** BEGIN Exercise data **
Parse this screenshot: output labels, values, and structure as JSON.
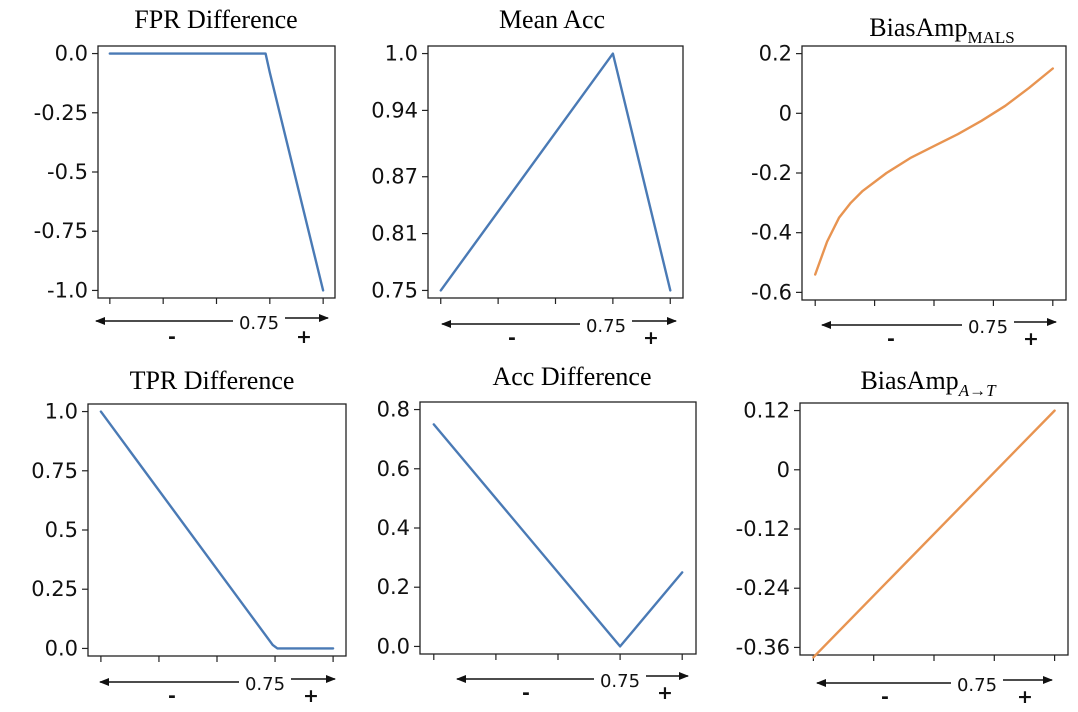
{
  "colors": {
    "blue": "#4a7ab5",
    "orange": "#e89451",
    "axis": "#222222"
  },
  "annotation": {
    "center_label": "0.75",
    "minus": "-",
    "plus": "+"
  },
  "chart_data": [
    {
      "type": "line",
      "title": "FPR Difference",
      "color": "blue",
      "x": [
        0,
        0.73,
        0.75,
        1.0
      ],
      "y": [
        0.0,
        0.0,
        -0.08,
        -1.0
      ],
      "xlim": [
        0,
        1
      ],
      "ylim": [
        -1.0,
        0.0
      ],
      "yticks": [
        0.0,
        -0.25,
        -0.5,
        -0.75,
        -1.0
      ],
      "ytick_labels": [
        "0.0",
        "-0.25",
        "-0.5",
        "-0.75",
        "-1.0"
      ]
    },
    {
      "type": "line",
      "title": "Mean Acc",
      "color": "blue",
      "x": [
        0,
        0.75,
        0.77,
        1.0
      ],
      "y": [
        0.75,
        1.0,
        0.98,
        0.75
      ],
      "xlim": [
        0,
        1
      ],
      "ylim": [
        0.75,
        1.0
      ],
      "yticks": [
        1.0,
        0.94,
        0.87,
        0.81,
        0.75
      ],
      "ytick_labels": [
        "1.0",
        "0.94",
        "0.87",
        "0.81",
        "0.75"
      ]
    },
    {
      "type": "line",
      "title": "BiasAmp",
      "title_sub": "MALS",
      "title_sub_italic": false,
      "color": "orange",
      "x": [
        0,
        0.05,
        0.1,
        0.15,
        0.2,
        0.3,
        0.4,
        0.5,
        0.6,
        0.7,
        0.8,
        0.9,
        1.0
      ],
      "y": [
        -0.54,
        -0.43,
        -0.35,
        -0.3,
        -0.26,
        -0.2,
        -0.15,
        -0.11,
        -0.07,
        -0.025,
        0.025,
        0.085,
        0.15
      ],
      "xlim": [
        0,
        1
      ],
      "ylim": [
        -0.6,
        0.2
      ],
      "yticks": [
        0.2,
        0,
        -0.2,
        -0.4,
        -0.6
      ],
      "ytick_labels": [
        "0.2",
        "0",
        "-0.2",
        "-0.4",
        "-0.6"
      ]
    },
    {
      "type": "line",
      "title": "TPR Difference",
      "color": "blue",
      "x": [
        0,
        0.74,
        0.76,
        1.0
      ],
      "y": [
        1.0,
        0.015,
        0.0,
        0.0
      ],
      "xlim": [
        0,
        1
      ],
      "ylim": [
        0.0,
        1.0
      ],
      "yticks": [
        1.0,
        0.75,
        0.5,
        0.25,
        0.0
      ],
      "ytick_labels": [
        "1.0",
        "0.75",
        "0.5",
        "0.25",
        "0.0"
      ]
    },
    {
      "type": "line",
      "title": "Acc Difference",
      "color": "blue",
      "x": [
        0,
        0.75,
        1.0
      ],
      "y": [
        0.75,
        0.0,
        0.25
      ],
      "xlim": [
        0,
        1
      ],
      "ylim": [
        0.0,
        0.8
      ],
      "yticks": [
        0.8,
        0.6,
        0.4,
        0.2,
        0.0
      ],
      "ytick_labels": [
        "0.8",
        "0.6",
        "0.4",
        "0.2",
        "0.0"
      ]
    },
    {
      "type": "line",
      "title": "BiasAmp",
      "title_sub": "A→T",
      "title_sub_italic": true,
      "color": "orange",
      "x": [
        0,
        1.0
      ],
      "y": [
        -0.38,
        0.12
      ],
      "xlim": [
        0,
        1
      ],
      "ylim": [
        -0.36,
        0.12
      ],
      "yticks": [
        0.12,
        0,
        -0.12,
        -0.24,
        -0.36
      ],
      "ytick_labels": [
        "0.12",
        "0",
        "-0.12",
        "-0.24",
        "-0.36"
      ]
    }
  ]
}
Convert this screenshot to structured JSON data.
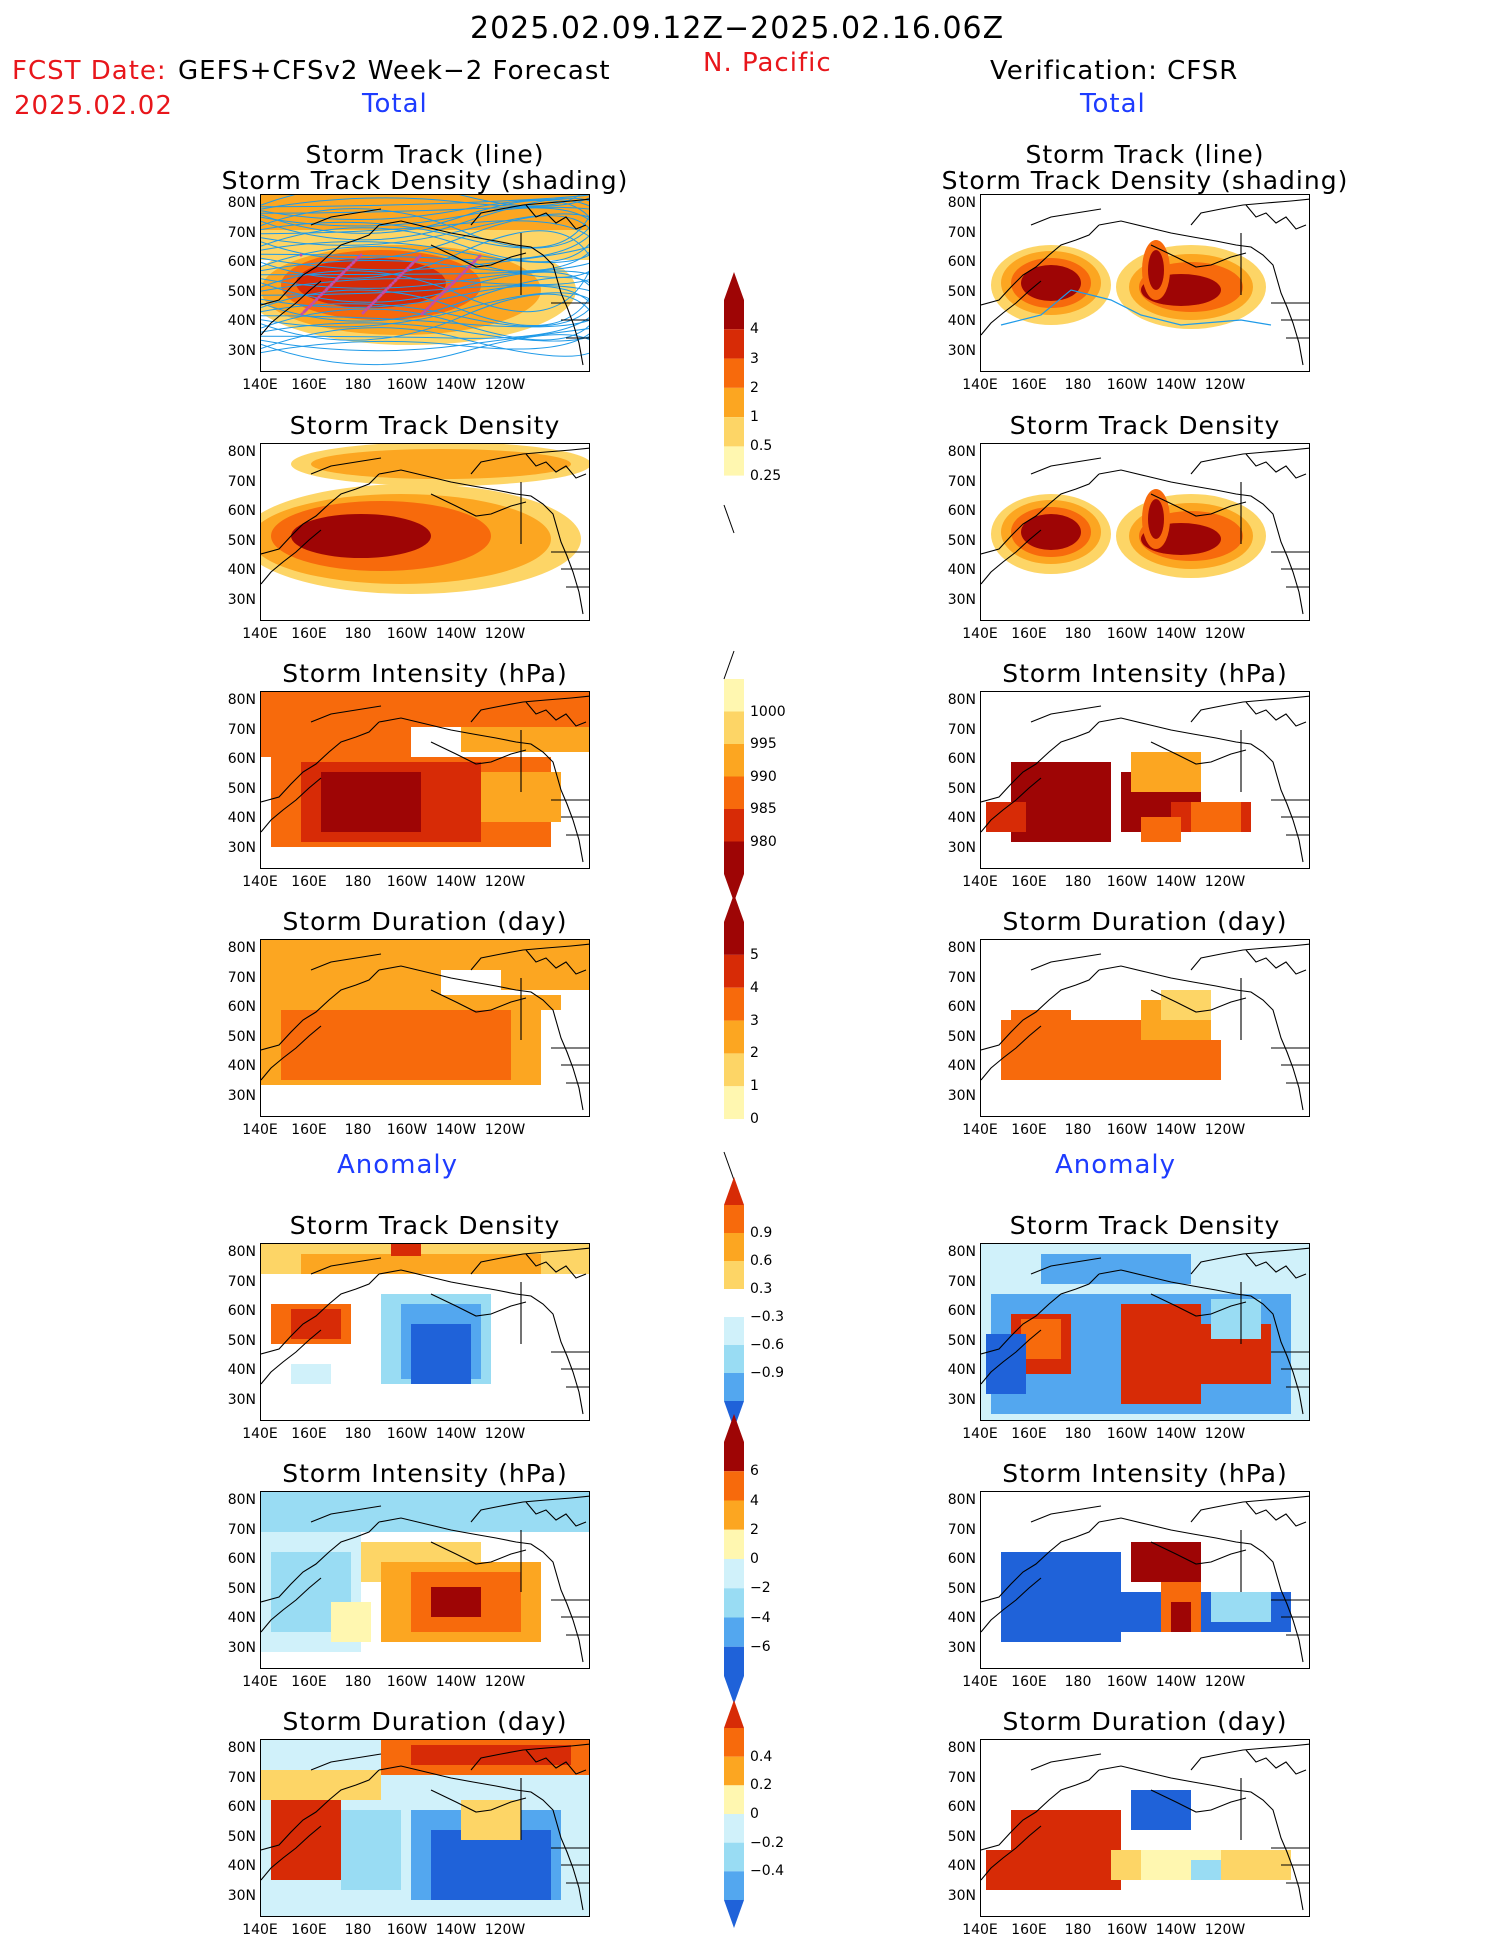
{
  "header": {
    "period": "2025.02.09.12Z−2025.02.16.06Z",
    "region": "N. Pacific",
    "fcst_label": "FCST Date:",
    "fcst_model": "GEFS+CFSv2 Week−2 Forecast",
    "fcst_date": "2025.02.02",
    "verif": "Verification: CFSR"
  },
  "sections": {
    "total": "Total",
    "anomaly": "Anomaly"
  },
  "panels": {
    "track": [
      "Storm Track (line)",
      "Storm Track Density (shading)"
    ],
    "density": "Storm Track Density",
    "intensity": "Storm Intensity (hPa)",
    "duration": "Storm Duration (day)"
  },
  "axes": {
    "lat": [
      "80N",
      "70N",
      "60N",
      "50N",
      "40N",
      "30N"
    ],
    "lon": [
      "140E",
      "160E",
      "180",
      "160W",
      "140W",
      "120W"
    ]
  },
  "colorbars": {
    "density_total": [
      "4",
      "3",
      "2",
      "1",
      "0.5",
      "0.25"
    ],
    "intensity_total": [
      "1000",
      "995",
      "990",
      "985",
      "980"
    ],
    "duration_total": [
      "5",
      "4",
      "3",
      "2",
      "1",
      "0"
    ],
    "density_anom": [
      "0.9",
      "0.6",
      "0.3",
      "−0.3",
      "−0.6",
      "−0.9"
    ],
    "intensity_anom": [
      "6",
      "4",
      "2",
      "0",
      "−2",
      "−4",
      "−6"
    ],
    "duration_anom": [
      "0.4",
      "0.2",
      "0",
      "−0.2",
      "−0.4"
    ]
  },
  "colors": {
    "warm": [
      "#fff7b0",
      "#fdd566",
      "#fca621",
      "#f76a0c",
      "#d72b06",
      "#9e0505"
    ],
    "cool": [
      "#d0f1fa",
      "#99dcf3",
      "#53a7ef",
      "#1f62d9"
    ],
    "track_line": "#1f9ae8",
    "track_dots": "#c44da8"
  }
}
** END Exercise data **
### [What is asked]
Report how many lines above hold the string "Difference", giving nothing but the number.

### [Result]
3